- [CONSIGNE]
Dans l'article sur l'actrice syrienne Raghda, où a-t-elle lu ses poèmes en hommage à Bachar al-Assad ?

Une actrice syrienne, attaquée en Egypte, après avoir récité des poèmes pro-Assad

Une actrice syrienne, attaquée en Egypte, après avoir récité des poèmes pro-Assad

Devant un auditoire qui n’en a pas cru ses oreilles, Raghda, une célèbre actrice syrienne, profitant d’une conférence dédiée à la poésie arabe au sein de l’Opéra du Caire, pensait remporter le concours de l’éloquence en lisant des poèmes en hommage à Bachar al-Assad, à la force très suggestive…

Bien mal lui en a pris, car le lyrisme de son ode au président porté au pinacle n’a pas eu la rime heureuse pour les islamistes, ces derniers n’ayant pas été couverts de fleurs, mais de reproches acerbes.

- [DONNÉES]
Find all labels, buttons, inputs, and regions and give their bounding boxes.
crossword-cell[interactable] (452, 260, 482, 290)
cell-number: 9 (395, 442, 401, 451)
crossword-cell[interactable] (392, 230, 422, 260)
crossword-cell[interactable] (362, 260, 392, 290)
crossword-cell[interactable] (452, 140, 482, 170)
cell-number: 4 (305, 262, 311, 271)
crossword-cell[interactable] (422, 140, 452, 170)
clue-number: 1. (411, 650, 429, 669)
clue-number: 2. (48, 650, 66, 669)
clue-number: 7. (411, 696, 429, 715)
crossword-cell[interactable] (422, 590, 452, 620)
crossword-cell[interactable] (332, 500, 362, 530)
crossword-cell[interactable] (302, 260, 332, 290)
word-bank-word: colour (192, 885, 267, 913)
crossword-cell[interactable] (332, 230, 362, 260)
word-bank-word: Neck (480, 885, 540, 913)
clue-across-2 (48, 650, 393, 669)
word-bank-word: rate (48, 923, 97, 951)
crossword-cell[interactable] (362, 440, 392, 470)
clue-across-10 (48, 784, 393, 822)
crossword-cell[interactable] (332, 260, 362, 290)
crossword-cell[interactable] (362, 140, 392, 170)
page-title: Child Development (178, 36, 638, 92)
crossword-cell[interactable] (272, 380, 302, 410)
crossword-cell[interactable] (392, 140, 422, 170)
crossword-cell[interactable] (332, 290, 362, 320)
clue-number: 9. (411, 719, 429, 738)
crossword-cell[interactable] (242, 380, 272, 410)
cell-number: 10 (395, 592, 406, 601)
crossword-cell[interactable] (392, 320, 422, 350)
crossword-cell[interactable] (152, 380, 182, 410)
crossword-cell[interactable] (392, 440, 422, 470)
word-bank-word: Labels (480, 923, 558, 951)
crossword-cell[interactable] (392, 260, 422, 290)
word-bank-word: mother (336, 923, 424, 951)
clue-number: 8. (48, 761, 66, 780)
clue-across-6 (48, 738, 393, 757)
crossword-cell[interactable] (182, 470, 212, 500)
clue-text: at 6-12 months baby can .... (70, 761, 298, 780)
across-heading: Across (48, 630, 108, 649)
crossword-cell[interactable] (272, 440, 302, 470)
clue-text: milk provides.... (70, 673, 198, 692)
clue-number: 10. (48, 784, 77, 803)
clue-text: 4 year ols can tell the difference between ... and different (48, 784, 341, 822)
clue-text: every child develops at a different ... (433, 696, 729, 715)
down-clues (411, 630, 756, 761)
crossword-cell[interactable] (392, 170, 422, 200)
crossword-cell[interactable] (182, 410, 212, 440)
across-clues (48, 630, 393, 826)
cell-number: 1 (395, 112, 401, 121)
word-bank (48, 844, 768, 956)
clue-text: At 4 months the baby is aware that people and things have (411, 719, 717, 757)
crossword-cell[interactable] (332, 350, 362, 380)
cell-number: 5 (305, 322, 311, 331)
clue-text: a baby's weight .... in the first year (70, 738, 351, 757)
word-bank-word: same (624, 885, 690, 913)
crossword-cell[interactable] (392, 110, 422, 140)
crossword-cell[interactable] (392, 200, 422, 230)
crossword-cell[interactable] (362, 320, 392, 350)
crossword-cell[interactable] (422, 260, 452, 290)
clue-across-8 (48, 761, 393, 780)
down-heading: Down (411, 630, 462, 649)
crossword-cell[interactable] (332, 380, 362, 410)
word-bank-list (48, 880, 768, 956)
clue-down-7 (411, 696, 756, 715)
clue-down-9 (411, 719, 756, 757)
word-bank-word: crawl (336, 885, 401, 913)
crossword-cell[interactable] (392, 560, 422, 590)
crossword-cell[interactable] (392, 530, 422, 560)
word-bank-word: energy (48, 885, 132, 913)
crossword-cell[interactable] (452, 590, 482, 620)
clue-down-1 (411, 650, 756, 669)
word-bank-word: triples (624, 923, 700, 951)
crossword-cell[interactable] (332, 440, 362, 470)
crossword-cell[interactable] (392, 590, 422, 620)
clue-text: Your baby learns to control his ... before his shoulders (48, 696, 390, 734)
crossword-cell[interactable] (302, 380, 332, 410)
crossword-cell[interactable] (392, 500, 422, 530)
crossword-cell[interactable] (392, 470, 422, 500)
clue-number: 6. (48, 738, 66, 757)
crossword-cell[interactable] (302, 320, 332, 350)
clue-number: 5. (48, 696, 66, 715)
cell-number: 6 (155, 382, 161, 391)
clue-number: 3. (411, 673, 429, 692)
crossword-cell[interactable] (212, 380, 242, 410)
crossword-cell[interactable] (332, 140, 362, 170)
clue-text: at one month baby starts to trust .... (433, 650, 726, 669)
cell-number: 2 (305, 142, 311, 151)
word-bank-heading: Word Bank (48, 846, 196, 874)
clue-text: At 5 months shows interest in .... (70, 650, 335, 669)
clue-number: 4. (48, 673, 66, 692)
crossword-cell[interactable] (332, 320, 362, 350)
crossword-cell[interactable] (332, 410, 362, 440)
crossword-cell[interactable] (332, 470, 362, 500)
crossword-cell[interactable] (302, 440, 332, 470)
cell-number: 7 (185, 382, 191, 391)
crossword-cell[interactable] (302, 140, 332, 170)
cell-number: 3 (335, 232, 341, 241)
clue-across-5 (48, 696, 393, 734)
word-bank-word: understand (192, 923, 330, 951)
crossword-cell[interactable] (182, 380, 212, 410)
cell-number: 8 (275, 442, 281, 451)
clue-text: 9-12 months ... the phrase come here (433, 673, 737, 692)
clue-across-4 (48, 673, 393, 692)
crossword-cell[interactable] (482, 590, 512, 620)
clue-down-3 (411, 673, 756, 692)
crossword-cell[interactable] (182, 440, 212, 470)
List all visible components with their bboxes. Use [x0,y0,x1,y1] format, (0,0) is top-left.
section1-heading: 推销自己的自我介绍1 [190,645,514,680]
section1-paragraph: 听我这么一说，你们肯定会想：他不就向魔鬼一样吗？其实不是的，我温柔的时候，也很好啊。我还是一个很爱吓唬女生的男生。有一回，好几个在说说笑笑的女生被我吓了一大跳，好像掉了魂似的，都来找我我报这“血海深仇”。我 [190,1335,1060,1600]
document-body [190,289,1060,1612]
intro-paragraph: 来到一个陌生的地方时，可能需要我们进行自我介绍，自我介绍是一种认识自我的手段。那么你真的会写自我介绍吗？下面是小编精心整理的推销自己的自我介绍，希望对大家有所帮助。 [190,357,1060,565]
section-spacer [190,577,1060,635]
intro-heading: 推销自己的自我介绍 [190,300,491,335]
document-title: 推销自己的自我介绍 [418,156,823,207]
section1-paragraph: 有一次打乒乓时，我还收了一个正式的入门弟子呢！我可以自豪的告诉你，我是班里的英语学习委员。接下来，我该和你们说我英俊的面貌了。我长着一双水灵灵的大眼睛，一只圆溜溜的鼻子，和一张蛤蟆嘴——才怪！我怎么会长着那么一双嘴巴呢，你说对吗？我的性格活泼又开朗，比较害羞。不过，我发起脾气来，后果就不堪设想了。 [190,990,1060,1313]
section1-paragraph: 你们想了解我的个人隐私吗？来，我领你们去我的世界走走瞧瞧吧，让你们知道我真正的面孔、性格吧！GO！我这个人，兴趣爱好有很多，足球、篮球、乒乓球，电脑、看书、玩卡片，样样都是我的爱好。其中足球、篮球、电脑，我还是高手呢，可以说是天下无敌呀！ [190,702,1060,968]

- [RÉPONSE]
À l'Opéra du Caire, pendant une conférence consacrée à la poésie arabe.